- EXERCISE PROMPT
Write out the material again word for word, dropping any images it holds.

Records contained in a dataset
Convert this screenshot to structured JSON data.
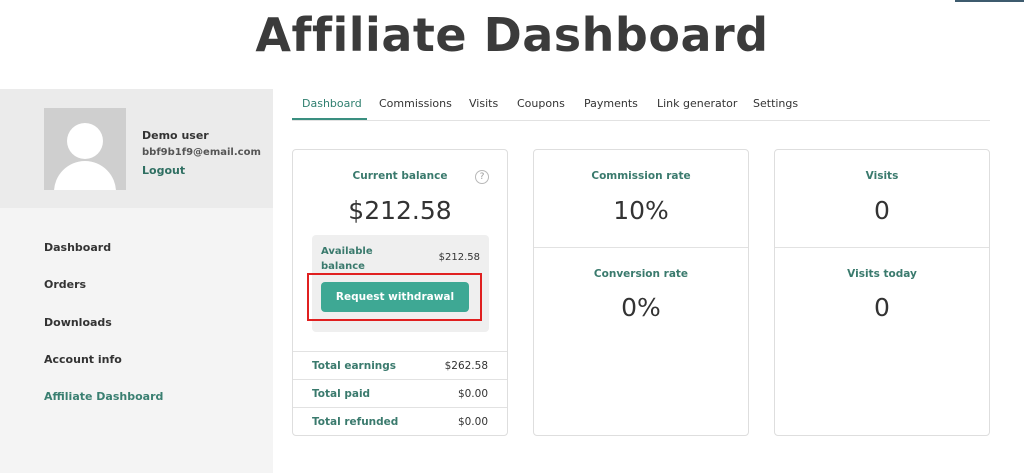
{
  "page_title": "Affiliate Dashboard",
  "user": {
    "name": "Demo user",
    "email": "bbf9b1f9@email.com",
    "logout_label": "Logout"
  },
  "sidebar": {
    "items": [
      {
        "label": "Dashboard"
      },
      {
        "label": "Orders"
      },
      {
        "label": "Downloads"
      },
      {
        "label": "Account info"
      },
      {
        "label": "Affiliate Dashboard",
        "active": true
      }
    ]
  },
  "tabs": [
    {
      "label": "Dashboard",
      "active": true
    },
    {
      "label": "Commissions"
    },
    {
      "label": "Visits"
    },
    {
      "label": "Coupons"
    },
    {
      "label": "Payments"
    },
    {
      "label": "Link generator"
    },
    {
      "label": "Settings"
    }
  ],
  "balance_card": {
    "label": "Current balance",
    "help_icon": "question-circle-icon",
    "value": "$212.58",
    "available_label": "Available balance",
    "available_value": "$212.58",
    "withdraw_button": "Request withdrawal",
    "summary": [
      {
        "label": "Total earnings",
        "value": "$262.58"
      },
      {
        "label": "Total paid",
        "value": "$0.00"
      },
      {
        "label": "Total refunded",
        "value": "$0.00"
      }
    ]
  },
  "rate_card": {
    "commission_label": "Commission rate",
    "commission_value": "10%",
    "conversion_label": "Conversion rate",
    "conversion_value": "0%"
  },
  "visits_card": {
    "visits_label": "Visits",
    "visits_value": "0",
    "today_label": "Visits today",
    "today_value": "0"
  },
  "colors": {
    "accent": "#3ea894",
    "label_teal": "#3a7a6d",
    "highlight": "#e02020"
  }
}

- TASK SOLUTION
Convert this screenshot to structured JSON data.
{
  "page_title": "Affiliate Dashboard",
  "user": {
    "name": "Demo user",
    "email": "bbf9b1f9@email.com",
    "logout_label": "Logout"
  },
  "sidebar": {
    "items": [
      {
        "label": "Dashboard"
      },
      {
        "label": "Orders"
      },
      {
        "label": "Downloads"
      },
      {
        "label": "Account info"
      },
      {
        "label": "Affiliate Dashboard",
        "active": true
      }
    ]
  },
  "tabs": [
    {
      "label": "Dashboard",
      "active": true
    },
    {
      "label": "Commissions"
    },
    {
      "label": "Visits"
    },
    {
      "label": "Coupons"
    },
    {
      "label": "Payments"
    },
    {
      "label": "Link generator"
    },
    {
      "label": "Settings"
    }
  ],
  "balance_card": {
    "label": "Current balance",
    "help_icon": "question-circle-icon",
    "value": "$212.58",
    "available_label": "Available balance",
    "available_value": "$212.58",
    "withdraw_button": "Request withdrawal",
    "summary": [
      {
        "label": "Total earnings",
        "value": "$262.58"
      },
      {
        "label": "Total paid",
        "value": "$0.00"
      },
      {
        "label": "Total refunded",
        "value": "$0.00"
      }
    ]
  },
  "rate_card": {
    "commission_label": "Commission rate",
    "commission_value": "10%",
    "conversion_label": "Conversion rate",
    "conversion_value": "0%"
  },
  "visits_card": {
    "visits_label": "Visits",
    "visits_value": "0",
    "today_label": "Visits today",
    "today_value": "0"
  },
  "colors": {
    "accent": "#3ea894",
    "label_teal": "#3a7a6d",
    "highlight": "#e02020"
  }
}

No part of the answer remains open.